◆ **Source excerpt**
In days gone by, at the beginning of a bankruptcy proceeding the bailiff would enter the courtroom and announce, "All debtors rise!"

Imagine the day when every man, woman, and child is gathered before the throne of justice. The Great Judge, Almighty God, takes His seat, while an angel resounds, "All debtors rise!" At that moment, who could remain seated? Are we not all debtors, morally bankrupt before an infinitely Holy God? What could we do? How could we pay Him back? You can't look at the person next to you and ask him for a loan — he's just as indebted as you are!

Jesus tells a story to open our hearts to this powerful truth.

Therefore the kingdom of heaven may be compared to a king who wished to settle accounts with his servants. When he began to settle, one was brought to him who owed him ten thousand talents. And since he could not pay, his master ordered him to be sold, with his wife and children and all that he had, and payment to be made. (Matthew 18:23-25 ESV)

Debt in Jesus’ day was not the kind of consumer debt that we rack up on our credit cards. When we are in debt, usually it’s to people we’ll never personally meet. But then, people lived on the edge of starvation and ruin, often having to surrender their lives and livelihood to the mercies of a money-lender when things did not work out.

The man in Jesus' parable was probably a high-ranking civil servant. He was personally indebted to His Royal Highness, the King! And he owed an astronomical amount - ten thousand talents. Recent estimates suggest that this is the equivalent of $12 million. D.A. Carson remarks that "with inflation and fluctuating precious metal prices, this could be over a billion dollars in today's currency."

Obviously this man is in over his head. So the king, following the customs of the day, orders that the man along with his wife and children be sold into slavery. They could toil their lives away and not even come close to repaying the debt. Destitute, he falls on his knees and desperately cries, ‘Have patience with me, and I will pay you everything.’ (Matthew 18:26 ESV)

Astonishingly the King surprises him with overflowing grace. The merciful King gives his plaintive servant more than he ever asked. “And out of pity for him, the master of that servant released him and forgave him the debt.” (Matthew 18:27 ESV)

At great cost to himself, the King forgives the debt free and clear! We can picture the relieved man leaping around his neighborhood, beaming with delight in his newly found freedom — bounding home to hug his wife and children, relishing all the joys he had almost lost forever.

But you know the rest of the story. The servant’s experience of forgiveness did not transform him into a forgiving man.

But when that same servant went out, he found one of his fellow servants who owed him a hundred denarii, and seizing him, he began to choke him, saying, ‘Pay what you owe.’ (Matthew 18:28 ESV)

This was one hundred days’ wages — no small amount — a sharp reminder that forgiveness will cost us greatly. But then we must remember how costly it was for God to forgive us. Sometimes we will have to forgive the inexcusable, because God has forgiven the inexcusable in us.

◆ **Directions**
a - Transcribe the portion of the piece on the parable of the unforgiving servant that opens with the words containing "Imagine the day" and closes with "as you are!".
b - Pick up the piece on the parable of the unforgiving servant after its last sentence and carry it forward.

◆ **Given entries**
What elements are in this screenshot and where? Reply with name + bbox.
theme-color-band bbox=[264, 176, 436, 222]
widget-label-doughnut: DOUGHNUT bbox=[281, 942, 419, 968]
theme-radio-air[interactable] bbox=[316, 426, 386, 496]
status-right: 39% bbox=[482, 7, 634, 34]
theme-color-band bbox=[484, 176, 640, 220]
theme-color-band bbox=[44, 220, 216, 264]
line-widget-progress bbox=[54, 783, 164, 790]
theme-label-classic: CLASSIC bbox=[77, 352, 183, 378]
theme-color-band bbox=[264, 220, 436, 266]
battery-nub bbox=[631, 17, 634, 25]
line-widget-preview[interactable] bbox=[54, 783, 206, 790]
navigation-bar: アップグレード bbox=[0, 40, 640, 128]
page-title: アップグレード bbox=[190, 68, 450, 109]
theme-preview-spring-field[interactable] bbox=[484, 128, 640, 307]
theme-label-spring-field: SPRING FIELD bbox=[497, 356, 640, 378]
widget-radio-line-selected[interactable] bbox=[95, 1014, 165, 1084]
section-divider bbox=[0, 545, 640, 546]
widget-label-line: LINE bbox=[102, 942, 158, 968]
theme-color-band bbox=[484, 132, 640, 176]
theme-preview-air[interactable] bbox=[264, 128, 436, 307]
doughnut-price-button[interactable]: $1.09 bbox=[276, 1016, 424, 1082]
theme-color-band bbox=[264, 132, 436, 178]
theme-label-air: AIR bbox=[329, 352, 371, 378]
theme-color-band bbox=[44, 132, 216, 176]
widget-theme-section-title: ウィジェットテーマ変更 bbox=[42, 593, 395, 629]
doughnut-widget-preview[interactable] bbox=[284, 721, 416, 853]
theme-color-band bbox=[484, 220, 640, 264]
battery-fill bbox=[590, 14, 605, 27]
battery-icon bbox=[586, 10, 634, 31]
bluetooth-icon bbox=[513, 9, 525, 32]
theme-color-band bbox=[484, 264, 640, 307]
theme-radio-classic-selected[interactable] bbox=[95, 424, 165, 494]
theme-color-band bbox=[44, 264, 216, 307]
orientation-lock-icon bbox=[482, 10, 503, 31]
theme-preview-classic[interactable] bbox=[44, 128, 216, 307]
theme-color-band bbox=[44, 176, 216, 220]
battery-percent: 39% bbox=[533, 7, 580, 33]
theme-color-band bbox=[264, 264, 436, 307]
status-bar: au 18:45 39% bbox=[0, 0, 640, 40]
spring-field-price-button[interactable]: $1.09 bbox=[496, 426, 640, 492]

◆ **Outputs**
a -
Imagine the day when every man, woman, and child is gathered before the throne of justice. The Great Judge, Almighty God, takes His seat, while an angel resounds, "All debtors rise!" At that moment, who could remain seated? Are we not all debtors, morally bankrupt before an infinitely Holy God? What could we do? How could we pay Him back? You can't look at the person next to you and ask him for a loan — he's just as indebted as you are!

b -
He grabbed him and began to choke him. 'Pay back what you owe me!' he demanded.

So his fellow servant fell down and pleaded with him, ‘Have patience with me, and I will pay you.’ (Matthew 18:29 ESV)

Note, he asked the same thing that his fellow servant had asked the king. Only his debt was much less, and he could conceivably pay it back over time.

He refused and went and put him in prison until he should pay the debt.

(Matthew 18:30 ESV)

This is exactly what we do when we refuse to forgive another. We minimize the enormity of our sin, and maximize the enormity of theirs. To refuse to forgive others is to confess that you don't really believe that you need to be forgiven. It is outrageously insulting to God when we ask him to forgive us for an astronomical debt, yet refuse to forgive our brothers and sisters much less.

When his fellow servants saw what had taken place, they were greatly distressed, and they went and reported to their master all that had taken place. Then his master summoned him and said to him, ‘You wicked servant! I forgave you all that debt because you pleaded with me. And should not you have had mercy on your fellow servant, as I had mercy on you?’

(Matthew 18:31-33 ESV)

To forgive means putting away the right to remain angry. We let go of bitterness, resentment, and the desire for revenge. To forgive is to give up our claim to be repaid for the debt we have suffered. When we forgive, we relinquish our right to hurt the other person for what he or she has done to us. We forgive just as God in Christ has forgiven us (Ephesians 4:32).

And in anger his master delivered him to the jailers, until he should pay all his debt. So also my heavenly Father will do to every one of you, if you do not forgive your brother from your heart.” (Matthew 18:34-35 ESV)

When John Wesley was a missionary in Georgia, he had a difficult time with the colony's founder, a proud and heartless man named General Oglethorpe. Once the general said to Wesley, "I never forgive." Wesley wisely responded, "Then I hope, sir, you never sin." Ultimately, unforgiveness is unforgivable.

The more we savor the sweetness of God’s forgiveness, we will find the freedom and power to forgive.